Leave out the pictures and transcribe the rest of the records exactly.

··· DATA FOR THE TASK

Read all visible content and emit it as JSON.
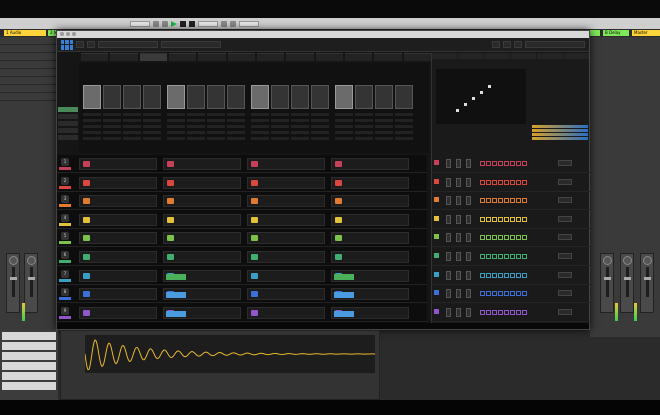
{
  "host": {
    "track_headers": [
      "1 Audio",
      "2 MIDI",
      "A Reverb",
      "B Delay",
      "Master"
    ],
    "header_colors": [
      "#ffd33a",
      "#7ee85a",
      "#7ee85a",
      "#7ee85a",
      "#ffd33a"
    ]
  },
  "plugin": {
    "tabs": [
      "",
      "",
      "",
      "",
      "",
      "",
      "",
      "",
      "",
      "",
      "",
      ""
    ],
    "active_tab": 2,
    "row_numbers": [
      "1",
      "2",
      "3",
      "4",
      "5",
      "6",
      "7",
      "8",
      "9"
    ],
    "row_colors": [
      "#c7405a",
      "#d9473e",
      "#e07b2f",
      "#e2c23a",
      "#7cc24a",
      "#3fae6f",
      "#3a9fc4",
      "#3d6fd8",
      "#9156c9"
    ],
    "side_labels": [
      "",
      "",
      "",
      "",
      ""
    ],
    "status_text": ""
  },
  "colors": {
    "accent_green": "#1fb64a",
    "accent_blue": "#4a9be0",
    "wave": "#e8b830"
  }
}
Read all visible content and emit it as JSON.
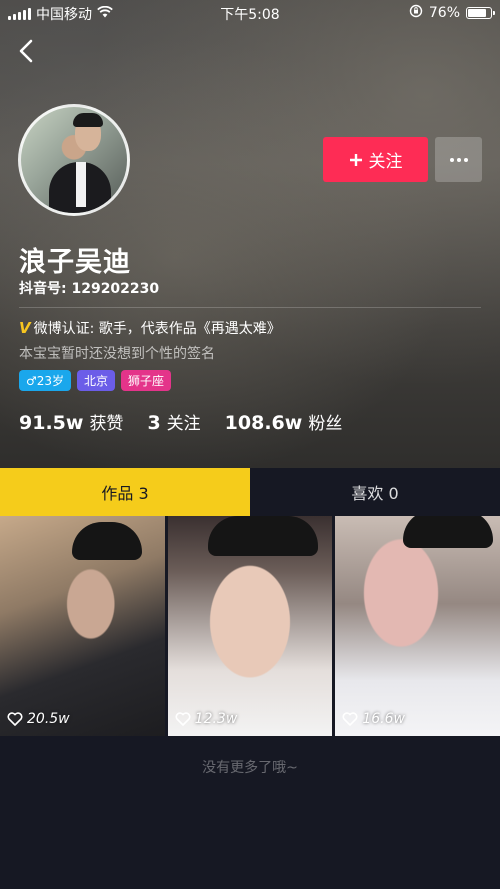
{
  "status_bar": {
    "carrier": "中国移动",
    "time": "下午5:08",
    "battery_text": "76%",
    "battery_level": 0.76
  },
  "profile": {
    "nickname": "浪子吴迪",
    "douyin_id": "抖音号: 129202230",
    "verification": "微博认证: 歌手，代表作品《再遇太难》",
    "verification_badge": "V",
    "signature": "本宝宝暂时还没想到个性的签名",
    "tags": {
      "age": "♂23岁",
      "city": "北京",
      "zodiac": "狮子座"
    }
  },
  "actions": {
    "follow_label": "关注"
  },
  "stats": {
    "likes_value": "91.5w",
    "likes_label": "获赞",
    "following_value": "3",
    "following_label": "关注",
    "fans_value": "108.6w",
    "fans_label": "粉丝"
  },
  "tabs": [
    {
      "label": "作品 3",
      "active": true
    },
    {
      "label": "喜欢 0",
      "active": false
    }
  ],
  "videos": [
    {
      "likes": "20.5w"
    },
    {
      "likes": "12.3w"
    },
    {
      "likes": "16.6w"
    }
  ],
  "footer": {
    "no_more_text": "没有更多了哦~"
  },
  "colors": {
    "follow_button": "#fe2c55",
    "tab_active": "#f5cc1b",
    "background": "#161823",
    "tag_age": "#1aa7ec",
    "tag_city": "#6b5de8",
    "tag_zodiac": "#e4348a",
    "verify_badge": "#f7c520"
  },
  "icons": [
    "signal-icon",
    "wifi-icon",
    "orientation-lock-icon",
    "battery-icon",
    "back-arrow-icon",
    "plus-icon",
    "more-dots-icon",
    "heart-icon"
  ]
}
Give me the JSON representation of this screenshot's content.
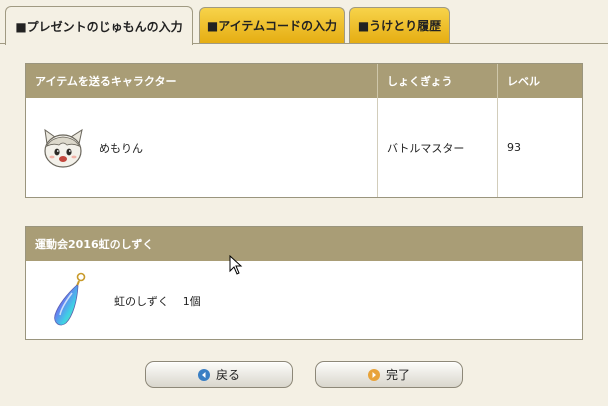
{
  "tabs": [
    {
      "label": "■プレゼントのじゅもんの入力",
      "active": true
    },
    {
      "label": "■アイテムコードの入力",
      "active": false
    },
    {
      "label": "■うけとり履歴",
      "active": false
    }
  ],
  "character_table": {
    "headers": [
      "アイテムを送るキャラクター",
      "しょくぎょう",
      "レベル"
    ],
    "row": {
      "name": "めもりん",
      "job": "バトルマスター",
      "level": "93",
      "avatar_icon": "cat-character-avatar-icon"
    }
  },
  "item_panel": {
    "title": "運動会2016虹のしずく",
    "item_name": "虹のしずく",
    "item_count": "1個",
    "item_icon": "rainbow-drop-pendant-icon"
  },
  "buttons": {
    "back_label": "戻る",
    "done_label": "完了",
    "back_icon": "left-arrow-circle-icon",
    "done_icon": "right-arrow-circle-icon"
  },
  "colors": {
    "header_bg": "#a99d76",
    "inactive_tab": "#efc22e",
    "page_bg": "#f4f0e4"
  }
}
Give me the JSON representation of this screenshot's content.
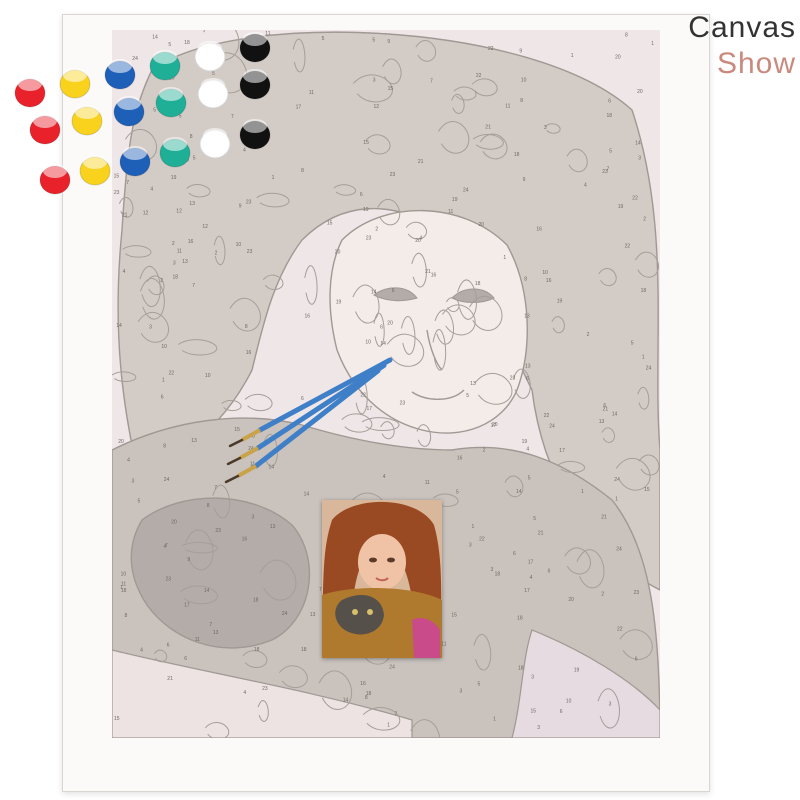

······

— COMPLETED EXERCISE —
Read all visible content and emit it as JSON.
{
  "host": {
    "track_headers": [
      "1 Audio",
      "2 MIDI",
      "A Reverb",
      "B Delay",
      "Master"
    ],
    "header_colors": [
      "#ffd33a",
      "#7ee85a",
      "#7ee85a",
      "#7ee85a",
      "#ffd33a"
    ]
  },
  "plugin": {
    "tabs": [
      "",
      "",
      "",
      "",
      "",
      "",
      "",
      "",
      "",
      "",
      "",
      ""
    ],
    "active_tab": 2,
    "row_numbers": [
      "1",
      "2",
      "3",
      "4",
      "5",
      "6",
      "7",
      "8",
      "9"
    ],
    "row_colors": [
      "#c7405a",
      "#d9473e",
      "#e07b2f",
      "#e2c23a",
      "#7cc24a",
      "#3fae6f",
      "#3a9fc4",
      "#3d6fd8",
      "#9156c9"
    ],
    "side_labels": [
      "",
      "",
      "",
      "",
      ""
    ],
    "status_text": ""
  },
  "colors": {
    "accent_green": "#1fb64a",
    "accent_blue": "#4a9be0",
    "wave": "#e8b830"
  }
}
Read all visible content and emit it as JSON.
{
  "status_bar": {
    "carrier": "中国移动",
    "time": "下午5:08",
    "battery_text": "76%",
    "battery_level": 0.76
  },
  "profile": {
    "nickname": "浪子吴迪",
    "douyin_id": "抖音号: 129202230",
    "verification": "微博认证: 歌手，代表作品《再遇太难》",
    "verification_badge": "V",
    "signature": "本宝宝暂时还没想到个性的签名",
    "tags": {
      "age": "♂23岁",
      "city": "北京",
      "zodiac": "狮子座"
    }
  },
  "actions": {
    "follow_label": "关注"
  },
  "stats": {
    "likes_value": "91.5w",
    "likes_label": "获赞",
    "following_value": "3",
    "following_label": "关注",
    "fans_value": "108.6w",
    "fans_label": "粉丝"
  },
  "tabs": [
    {
      "label": "作品 3",
      "active": true
    },
    {
      "label": "喜欢 0",
      "active": false
    }
  ],
  "videos": [
    {
      "likes": "20.5w"
    },
    {
      "likes": "12.3w"
    },
    {
      "likes": "16.6w"
    }
  ],
  "footer": {
    "no_more_text": "没有更多了哦~"
  },
  "colors": {
    "follow_button": "#fe2c55",
    "tab_active": "#f5cc1b",
    "background": "#161823",
    "tag_age": "#1aa7ec",
    "tag_city": "#6b5de8",
    "tag_zodiac": "#e4348a",
    "verify_badge": "#f7c520"
  },
  "icons": [
    "signal-icon",
    "wifi-icon",
    "orientation-lock-icon",
    "battery-icon",
    "back-arrow-icon",
    "plus-icon",
    "more-dots-icon",
    "heart-icon"
  ]
}
Give me the JSON representation of this screenshot's content.
{
  "tabs": [
    {
      "label": "■プレゼントのじゅもんの入力",
      "active": true
    },
    {
      "label": "■アイテムコードの入力",
      "active": false
    },
    {
      "label": "■うけとり履歴",
      "active": false
    }
  ],
  "character_table": {
    "headers": [
      "アイテムを送るキャラクター",
      "しょくぎょう",
      "レベル"
    ],
    "row": {
      "name": "めもりん",
      "job": "バトルマスター",
      "level": "93",
      "avatar_icon": "cat-character-avatar-icon"
    }
  },
  "item_panel": {
    "title": "運動会2016虹のしずく",
    "item_name": "虹のしずく",
    "item_count": "1個",
    "item_icon": "rainbow-drop-pendant-icon"
  },
  "buttons": {
    "back_label": "戻る",
    "done_label": "完了",
    "back_icon": "left-arrow-circle-icon",
    "done_icon": "right-arrow-circle-icon"
  },
  "colors": {
    "header_bg": "#a99d76",
    "inactive_tab": "#efc22e",
    "page_bg": "#f4f0e4"
  }
}
Give me the JSON representation of this screenshot's content.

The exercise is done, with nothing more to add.